───── SOURCE MATERIAL
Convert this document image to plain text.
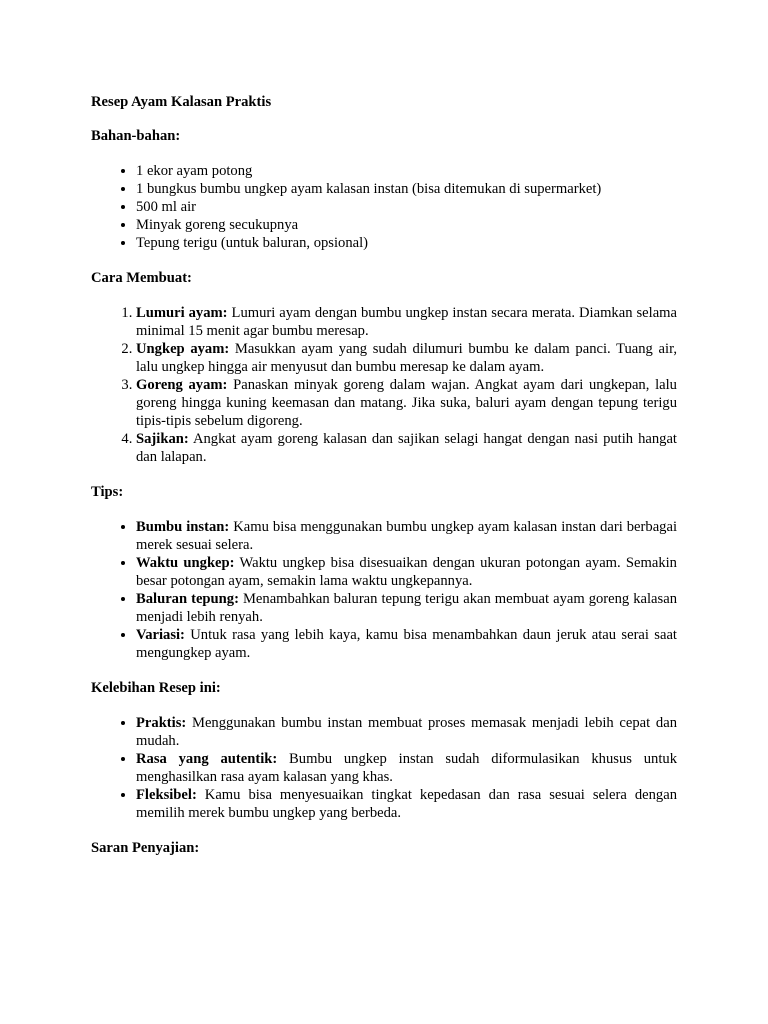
Resep Ayam Kalasan Praktis

Bahan-bahan:

• 1 ekor ayam potong
• 1 bungkus bumbu ungkep ayam kalasan instan (bisa ditemukan di supermarket)
• 500 ml air
• Minyak goreng secukupnya
• Tepung terigu (untuk baluran, opsional)

Cara Membuat:

1. Lumuri ayam: Lumuri ayam dengan bumbu ungkep instan secara merata. Diamkan selama minimal 15 menit agar bumbu meresap.
2. Ungkep ayam: Masukkan ayam yang sudah dilumuri bumbu ke dalam panci. Tuang air, lalu ungkep hingga air menyusut dan bumbu meresap ke dalam ayam.
3. Goreng ayam: Panaskan minyak goreng dalam wajan. Angkat ayam dari ungkepan, lalu goreng hingga kuning keemasan dan matang. Jika suka, baluri ayam dengan tepung terigu tipis-tipis sebelum digoreng.
4. Sajikan: Angkat ayam goreng kalasan dan sajikan selagi hangat dengan nasi putih hangat dan lalapan.

Tips:

• Bumbu instan: Kamu bisa menggunakan bumbu ungkep ayam kalasan instan dari berbagai merek sesuai selera.
• Waktu ungkep: Waktu ungkep bisa disesuaikan dengan ukuran potongan ayam. Semakin besar potongan ayam, semakin lama waktu ungkepannya.
• Baluran tepung: Menambahkan baluran tepung terigu akan membuat ayam goreng kalasan menjadi lebih renyah.
• Variasi: Untuk rasa yang lebih kaya, kamu bisa menambahkan daun jeruk atau serai saat mengungkep ayam.

Kelebihan Resep ini:

• Praktis: Menggunakan bumbu instan membuat proses memasak menjadi lebih cepat dan mudah.
• Rasa yang autentik: Bumbu ungkep instan sudah diformulasikan khusus untuk menghasilkan rasa ayam kalasan yang khas.
• Fleksibel: Kamu bisa menyesuaikan tingkat kepedasan dan rasa sesuai selera dengan memilih merek bumbu ungkep yang berbeda.

Saran Penyajian:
──────────
_TASK INSTRUCTIONS_
Pull out every line in the data above that has the word "dalam".

_TASK OUTPUT_
2. Ungkep ayam: Masukkan ayam yang sudah dilumuri bumbu ke dalam panci. Tuang air, lalu ungkep hingga air menyusut dan bumbu meresap ke dalam ayam.
3. Goreng ayam: Panaskan minyak goreng dalam wajan. Angkat ayam dari ungkepan, lalu goreng hingga kuning keemasan dan matang. Jika suka, baluri ayam dengan tepung terigu tipis-tipis sebelum digoreng.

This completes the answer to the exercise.